Search the material for the string "جرجیس" and copy each line where it occurs.
begin Dataset excerpts
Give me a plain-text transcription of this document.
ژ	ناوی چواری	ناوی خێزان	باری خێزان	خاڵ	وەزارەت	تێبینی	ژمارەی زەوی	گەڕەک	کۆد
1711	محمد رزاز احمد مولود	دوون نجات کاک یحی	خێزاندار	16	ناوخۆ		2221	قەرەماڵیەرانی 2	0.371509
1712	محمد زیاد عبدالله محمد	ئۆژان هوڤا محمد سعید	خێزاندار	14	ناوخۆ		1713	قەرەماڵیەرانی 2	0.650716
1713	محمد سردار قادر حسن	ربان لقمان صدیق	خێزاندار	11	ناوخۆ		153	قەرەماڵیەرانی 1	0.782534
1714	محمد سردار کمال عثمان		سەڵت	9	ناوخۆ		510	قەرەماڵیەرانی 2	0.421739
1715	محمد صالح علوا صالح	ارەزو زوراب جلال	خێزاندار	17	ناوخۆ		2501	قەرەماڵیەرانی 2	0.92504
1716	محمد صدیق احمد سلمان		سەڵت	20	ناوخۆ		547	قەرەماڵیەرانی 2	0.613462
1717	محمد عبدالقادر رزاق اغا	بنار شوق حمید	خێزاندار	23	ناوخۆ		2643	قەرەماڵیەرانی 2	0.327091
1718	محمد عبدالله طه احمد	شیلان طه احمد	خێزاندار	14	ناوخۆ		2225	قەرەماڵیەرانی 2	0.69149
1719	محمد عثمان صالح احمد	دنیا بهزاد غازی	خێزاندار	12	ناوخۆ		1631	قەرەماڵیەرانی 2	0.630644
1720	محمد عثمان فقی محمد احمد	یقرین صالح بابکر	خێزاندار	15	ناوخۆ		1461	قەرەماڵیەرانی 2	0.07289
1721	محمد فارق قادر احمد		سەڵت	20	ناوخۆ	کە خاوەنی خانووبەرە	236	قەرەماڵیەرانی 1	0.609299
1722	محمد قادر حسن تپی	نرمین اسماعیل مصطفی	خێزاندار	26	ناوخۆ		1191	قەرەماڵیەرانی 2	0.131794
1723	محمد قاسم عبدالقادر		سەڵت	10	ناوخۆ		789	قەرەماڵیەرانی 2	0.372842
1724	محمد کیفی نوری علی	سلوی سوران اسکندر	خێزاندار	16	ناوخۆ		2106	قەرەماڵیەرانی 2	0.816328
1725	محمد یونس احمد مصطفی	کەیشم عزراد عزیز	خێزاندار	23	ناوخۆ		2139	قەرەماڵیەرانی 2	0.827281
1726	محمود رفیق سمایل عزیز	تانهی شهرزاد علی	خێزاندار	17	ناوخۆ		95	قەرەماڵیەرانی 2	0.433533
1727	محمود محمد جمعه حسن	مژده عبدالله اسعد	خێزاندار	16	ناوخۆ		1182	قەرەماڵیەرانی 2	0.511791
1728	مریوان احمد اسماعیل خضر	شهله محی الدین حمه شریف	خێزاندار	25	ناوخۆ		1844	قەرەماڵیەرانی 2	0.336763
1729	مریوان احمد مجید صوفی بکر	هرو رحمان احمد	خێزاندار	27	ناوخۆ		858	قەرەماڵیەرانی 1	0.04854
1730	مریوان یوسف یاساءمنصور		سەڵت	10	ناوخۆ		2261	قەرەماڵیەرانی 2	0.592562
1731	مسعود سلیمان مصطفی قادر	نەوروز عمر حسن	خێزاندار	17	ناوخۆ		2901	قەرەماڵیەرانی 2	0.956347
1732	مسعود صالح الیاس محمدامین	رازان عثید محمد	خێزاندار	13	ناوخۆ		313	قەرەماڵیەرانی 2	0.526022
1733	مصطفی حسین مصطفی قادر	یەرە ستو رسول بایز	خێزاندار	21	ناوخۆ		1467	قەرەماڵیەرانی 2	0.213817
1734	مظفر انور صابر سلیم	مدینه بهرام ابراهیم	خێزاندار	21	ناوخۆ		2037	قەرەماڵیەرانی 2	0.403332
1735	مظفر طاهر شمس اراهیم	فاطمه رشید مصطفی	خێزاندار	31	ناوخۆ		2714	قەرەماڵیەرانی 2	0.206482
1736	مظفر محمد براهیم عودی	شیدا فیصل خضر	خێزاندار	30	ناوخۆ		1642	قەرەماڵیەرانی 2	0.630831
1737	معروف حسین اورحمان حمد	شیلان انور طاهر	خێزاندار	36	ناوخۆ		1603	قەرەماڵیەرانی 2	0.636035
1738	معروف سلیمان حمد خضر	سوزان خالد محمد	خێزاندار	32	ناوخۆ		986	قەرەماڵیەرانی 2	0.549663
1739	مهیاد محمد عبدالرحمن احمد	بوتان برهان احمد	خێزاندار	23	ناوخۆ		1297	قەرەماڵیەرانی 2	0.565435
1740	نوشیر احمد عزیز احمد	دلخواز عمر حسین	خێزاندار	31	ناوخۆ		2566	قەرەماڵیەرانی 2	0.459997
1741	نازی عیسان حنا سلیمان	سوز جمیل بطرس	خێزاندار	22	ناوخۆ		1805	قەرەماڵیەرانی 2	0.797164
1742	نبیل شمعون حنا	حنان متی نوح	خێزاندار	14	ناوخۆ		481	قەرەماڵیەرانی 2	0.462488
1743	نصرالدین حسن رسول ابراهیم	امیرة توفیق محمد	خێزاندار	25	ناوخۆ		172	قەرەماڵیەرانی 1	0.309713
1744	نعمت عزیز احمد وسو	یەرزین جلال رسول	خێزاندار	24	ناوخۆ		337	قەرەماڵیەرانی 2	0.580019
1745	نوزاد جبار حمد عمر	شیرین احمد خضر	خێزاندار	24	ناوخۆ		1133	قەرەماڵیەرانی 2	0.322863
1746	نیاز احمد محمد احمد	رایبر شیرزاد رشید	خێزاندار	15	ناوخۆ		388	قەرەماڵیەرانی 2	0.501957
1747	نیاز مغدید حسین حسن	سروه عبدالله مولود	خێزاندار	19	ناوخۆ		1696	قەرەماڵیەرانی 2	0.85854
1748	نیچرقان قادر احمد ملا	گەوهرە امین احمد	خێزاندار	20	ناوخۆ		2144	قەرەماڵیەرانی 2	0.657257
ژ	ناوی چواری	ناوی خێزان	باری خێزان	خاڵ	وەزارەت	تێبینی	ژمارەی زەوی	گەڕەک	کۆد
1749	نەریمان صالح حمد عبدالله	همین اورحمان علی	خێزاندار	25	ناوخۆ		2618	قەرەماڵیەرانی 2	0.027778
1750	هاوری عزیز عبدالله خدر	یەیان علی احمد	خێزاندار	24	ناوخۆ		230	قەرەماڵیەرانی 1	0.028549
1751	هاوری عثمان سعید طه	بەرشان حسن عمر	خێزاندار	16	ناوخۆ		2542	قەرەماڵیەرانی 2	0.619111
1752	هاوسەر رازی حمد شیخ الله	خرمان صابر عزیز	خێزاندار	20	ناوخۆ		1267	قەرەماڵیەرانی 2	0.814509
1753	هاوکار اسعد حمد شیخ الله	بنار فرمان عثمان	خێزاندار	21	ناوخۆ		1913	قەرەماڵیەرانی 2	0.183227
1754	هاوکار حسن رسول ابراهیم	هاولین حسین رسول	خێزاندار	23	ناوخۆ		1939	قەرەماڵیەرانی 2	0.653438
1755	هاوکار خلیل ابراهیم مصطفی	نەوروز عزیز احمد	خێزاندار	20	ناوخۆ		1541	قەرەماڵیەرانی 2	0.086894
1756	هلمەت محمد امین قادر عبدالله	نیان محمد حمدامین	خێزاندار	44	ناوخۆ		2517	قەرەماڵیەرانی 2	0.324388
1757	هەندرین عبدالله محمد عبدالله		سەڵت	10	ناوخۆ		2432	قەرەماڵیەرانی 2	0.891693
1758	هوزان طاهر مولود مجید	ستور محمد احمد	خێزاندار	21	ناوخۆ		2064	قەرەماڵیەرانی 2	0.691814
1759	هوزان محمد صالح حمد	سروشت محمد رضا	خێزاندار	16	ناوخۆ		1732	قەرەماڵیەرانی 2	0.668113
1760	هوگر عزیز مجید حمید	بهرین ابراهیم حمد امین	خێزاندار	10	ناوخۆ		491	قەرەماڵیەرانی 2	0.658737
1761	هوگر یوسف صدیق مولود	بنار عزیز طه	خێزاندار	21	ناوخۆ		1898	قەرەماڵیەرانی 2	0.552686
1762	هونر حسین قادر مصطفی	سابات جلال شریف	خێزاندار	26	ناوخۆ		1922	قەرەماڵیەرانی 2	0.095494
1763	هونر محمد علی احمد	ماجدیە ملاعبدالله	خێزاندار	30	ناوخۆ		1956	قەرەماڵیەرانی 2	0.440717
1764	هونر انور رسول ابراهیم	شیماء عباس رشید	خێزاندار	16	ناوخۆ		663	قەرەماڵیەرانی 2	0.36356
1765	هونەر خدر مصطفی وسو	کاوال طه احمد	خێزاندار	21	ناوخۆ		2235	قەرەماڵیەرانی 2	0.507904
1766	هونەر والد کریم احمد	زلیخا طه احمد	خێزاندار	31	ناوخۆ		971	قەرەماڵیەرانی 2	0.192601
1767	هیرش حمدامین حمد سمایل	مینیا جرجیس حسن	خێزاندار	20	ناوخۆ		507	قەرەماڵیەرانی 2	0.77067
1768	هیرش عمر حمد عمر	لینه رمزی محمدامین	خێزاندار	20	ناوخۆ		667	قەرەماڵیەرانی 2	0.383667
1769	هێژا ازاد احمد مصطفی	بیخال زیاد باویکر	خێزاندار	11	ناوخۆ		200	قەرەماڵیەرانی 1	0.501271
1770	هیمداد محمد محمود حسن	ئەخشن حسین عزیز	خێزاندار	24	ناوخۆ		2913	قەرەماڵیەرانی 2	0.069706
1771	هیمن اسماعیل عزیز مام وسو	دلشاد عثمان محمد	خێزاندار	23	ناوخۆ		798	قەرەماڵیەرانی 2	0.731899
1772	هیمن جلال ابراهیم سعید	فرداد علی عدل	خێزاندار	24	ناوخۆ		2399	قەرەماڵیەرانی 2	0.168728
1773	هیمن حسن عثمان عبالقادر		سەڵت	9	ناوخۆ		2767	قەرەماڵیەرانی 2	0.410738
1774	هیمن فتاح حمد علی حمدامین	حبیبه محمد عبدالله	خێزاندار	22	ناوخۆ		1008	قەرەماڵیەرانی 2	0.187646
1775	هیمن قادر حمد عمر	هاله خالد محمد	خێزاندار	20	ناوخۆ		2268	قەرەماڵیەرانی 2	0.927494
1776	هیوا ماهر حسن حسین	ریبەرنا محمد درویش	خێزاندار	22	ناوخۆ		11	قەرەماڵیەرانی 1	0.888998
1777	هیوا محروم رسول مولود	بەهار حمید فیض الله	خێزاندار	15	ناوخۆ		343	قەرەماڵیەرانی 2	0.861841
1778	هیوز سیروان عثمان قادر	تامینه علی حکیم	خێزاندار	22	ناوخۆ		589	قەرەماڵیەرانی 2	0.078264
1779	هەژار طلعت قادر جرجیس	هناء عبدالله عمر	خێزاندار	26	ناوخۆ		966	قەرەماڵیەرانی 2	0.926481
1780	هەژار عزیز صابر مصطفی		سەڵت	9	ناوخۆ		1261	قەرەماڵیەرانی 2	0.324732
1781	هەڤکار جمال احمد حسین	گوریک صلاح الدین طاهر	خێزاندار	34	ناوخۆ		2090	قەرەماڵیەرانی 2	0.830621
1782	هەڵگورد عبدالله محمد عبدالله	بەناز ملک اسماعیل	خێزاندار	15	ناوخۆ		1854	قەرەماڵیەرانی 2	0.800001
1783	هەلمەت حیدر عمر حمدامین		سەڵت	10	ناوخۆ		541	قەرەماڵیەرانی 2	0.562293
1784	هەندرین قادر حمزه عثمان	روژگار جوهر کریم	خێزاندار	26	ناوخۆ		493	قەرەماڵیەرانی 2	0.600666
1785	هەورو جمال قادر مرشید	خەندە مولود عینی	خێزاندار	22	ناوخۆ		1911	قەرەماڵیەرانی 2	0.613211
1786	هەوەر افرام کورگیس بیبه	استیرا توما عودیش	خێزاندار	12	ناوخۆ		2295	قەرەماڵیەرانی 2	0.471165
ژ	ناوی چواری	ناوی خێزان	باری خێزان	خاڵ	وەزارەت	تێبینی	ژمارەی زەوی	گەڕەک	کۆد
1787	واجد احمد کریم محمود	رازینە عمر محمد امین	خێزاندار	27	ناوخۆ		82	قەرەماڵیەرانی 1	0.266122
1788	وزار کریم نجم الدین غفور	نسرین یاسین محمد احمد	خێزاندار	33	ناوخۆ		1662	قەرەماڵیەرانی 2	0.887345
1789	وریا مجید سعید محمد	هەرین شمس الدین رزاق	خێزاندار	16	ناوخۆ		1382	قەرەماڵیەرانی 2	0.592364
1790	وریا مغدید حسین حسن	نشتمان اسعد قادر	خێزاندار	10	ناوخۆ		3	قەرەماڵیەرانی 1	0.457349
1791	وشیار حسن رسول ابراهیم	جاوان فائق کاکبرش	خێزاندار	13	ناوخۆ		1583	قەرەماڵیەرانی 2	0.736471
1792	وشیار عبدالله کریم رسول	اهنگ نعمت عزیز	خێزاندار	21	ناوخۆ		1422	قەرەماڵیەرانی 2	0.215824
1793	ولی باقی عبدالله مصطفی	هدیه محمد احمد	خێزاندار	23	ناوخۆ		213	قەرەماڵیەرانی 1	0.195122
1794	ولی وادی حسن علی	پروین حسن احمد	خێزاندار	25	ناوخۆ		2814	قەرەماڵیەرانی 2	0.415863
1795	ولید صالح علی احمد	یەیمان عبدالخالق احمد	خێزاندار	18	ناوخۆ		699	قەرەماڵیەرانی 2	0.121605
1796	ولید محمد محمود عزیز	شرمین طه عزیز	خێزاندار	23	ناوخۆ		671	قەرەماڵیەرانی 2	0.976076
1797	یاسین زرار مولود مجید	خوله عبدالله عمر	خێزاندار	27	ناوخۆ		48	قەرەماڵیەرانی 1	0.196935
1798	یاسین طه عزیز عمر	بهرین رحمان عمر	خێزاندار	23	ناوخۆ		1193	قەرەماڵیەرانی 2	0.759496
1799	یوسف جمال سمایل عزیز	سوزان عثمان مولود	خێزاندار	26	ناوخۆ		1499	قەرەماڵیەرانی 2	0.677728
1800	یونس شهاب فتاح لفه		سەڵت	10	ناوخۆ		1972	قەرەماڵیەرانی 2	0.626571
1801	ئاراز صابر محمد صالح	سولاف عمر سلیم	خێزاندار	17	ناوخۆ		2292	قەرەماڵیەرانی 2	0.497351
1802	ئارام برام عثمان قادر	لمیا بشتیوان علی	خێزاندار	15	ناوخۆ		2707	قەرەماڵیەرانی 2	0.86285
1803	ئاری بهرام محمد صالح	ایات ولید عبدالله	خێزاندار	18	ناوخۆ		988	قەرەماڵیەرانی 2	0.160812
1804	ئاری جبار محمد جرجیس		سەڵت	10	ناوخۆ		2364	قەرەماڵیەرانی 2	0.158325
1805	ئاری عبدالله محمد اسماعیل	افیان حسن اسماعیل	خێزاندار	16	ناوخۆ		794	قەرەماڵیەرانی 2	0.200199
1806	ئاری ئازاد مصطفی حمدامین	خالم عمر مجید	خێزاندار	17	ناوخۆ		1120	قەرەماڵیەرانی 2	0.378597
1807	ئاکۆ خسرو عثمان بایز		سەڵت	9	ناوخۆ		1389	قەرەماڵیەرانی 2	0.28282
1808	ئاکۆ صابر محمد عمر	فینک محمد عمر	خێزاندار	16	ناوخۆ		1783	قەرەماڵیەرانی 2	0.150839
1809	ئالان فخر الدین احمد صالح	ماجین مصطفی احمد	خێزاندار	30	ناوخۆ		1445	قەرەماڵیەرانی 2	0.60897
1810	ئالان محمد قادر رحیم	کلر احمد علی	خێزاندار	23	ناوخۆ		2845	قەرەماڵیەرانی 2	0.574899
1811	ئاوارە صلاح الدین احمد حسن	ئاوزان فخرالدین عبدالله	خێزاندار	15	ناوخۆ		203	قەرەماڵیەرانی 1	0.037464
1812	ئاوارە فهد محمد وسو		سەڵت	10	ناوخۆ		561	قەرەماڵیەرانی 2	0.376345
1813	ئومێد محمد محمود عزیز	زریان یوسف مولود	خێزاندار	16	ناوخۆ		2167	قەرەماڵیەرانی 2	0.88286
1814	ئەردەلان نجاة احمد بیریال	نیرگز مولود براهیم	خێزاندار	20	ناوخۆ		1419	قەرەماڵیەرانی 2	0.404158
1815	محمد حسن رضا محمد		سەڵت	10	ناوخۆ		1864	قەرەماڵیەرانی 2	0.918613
end Dataset excerpts
**Exercise response**
1767	هیرش حمدامین حمد سمایل	مینیا جرجیس حسن	خێزاندار	20	ناوخۆ		507	قەرەماڵیەرانی 2	0.77067
1779	هەژار طلعت قادر جرجیس	هناء عبدالله عمر	خێزاندار	26	ناوخۆ		966	قەرەماڵیەرانی 2	0.926481
1804	ئاری جبار محمد جرجیس		سەڵت	10	ناوخۆ		2364	قەرەماڵیەرانی 2	0.158325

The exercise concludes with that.